Would you write out the entries below, every one of them, exactly?

Records excerpted from a collection:
******************************
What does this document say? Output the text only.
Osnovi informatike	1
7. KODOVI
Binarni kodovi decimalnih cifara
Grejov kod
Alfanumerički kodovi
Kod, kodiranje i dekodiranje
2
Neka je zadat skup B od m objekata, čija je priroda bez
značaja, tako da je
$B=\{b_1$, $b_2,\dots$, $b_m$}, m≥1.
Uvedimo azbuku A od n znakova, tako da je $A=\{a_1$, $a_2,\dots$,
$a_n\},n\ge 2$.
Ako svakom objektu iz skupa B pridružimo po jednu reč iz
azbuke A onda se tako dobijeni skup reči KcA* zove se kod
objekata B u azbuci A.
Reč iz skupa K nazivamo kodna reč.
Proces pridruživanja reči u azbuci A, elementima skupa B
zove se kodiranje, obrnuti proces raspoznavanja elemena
******************************
> The output
What does this document say? Output the text only.
Osnovi informatike	1
7. KODOVI
Binarni kodovi decimalnih cifara
Grejov kod
Alfanumerički kodovi
Kod, kodiranje i dekodiranje
2
Neka je zadat skup B od m objekata, čija je priroda bez
značaja, tako da je
$B=\{b_1$, $b_2,\dots$, $b_m$}, m≥1.
Uvedimo azbuku A od n znakova, tako da je $A=\{a_1$, $a_2,\dots$,
$a_n\},n\ge 2$.
Ako svakom objektu iz skupa B pridružimo po jednu reč iz
azbuke A onda se tako dobijeni skup reči KcA* zove se kod
objekata B u azbuci A.
Reč iz skupa K nazivamo kodna reč.
Proces pridruživanja reči u azbuci A, elementima skupa B
zove se kodiranje, obrnuti proces raspoznavanja elemena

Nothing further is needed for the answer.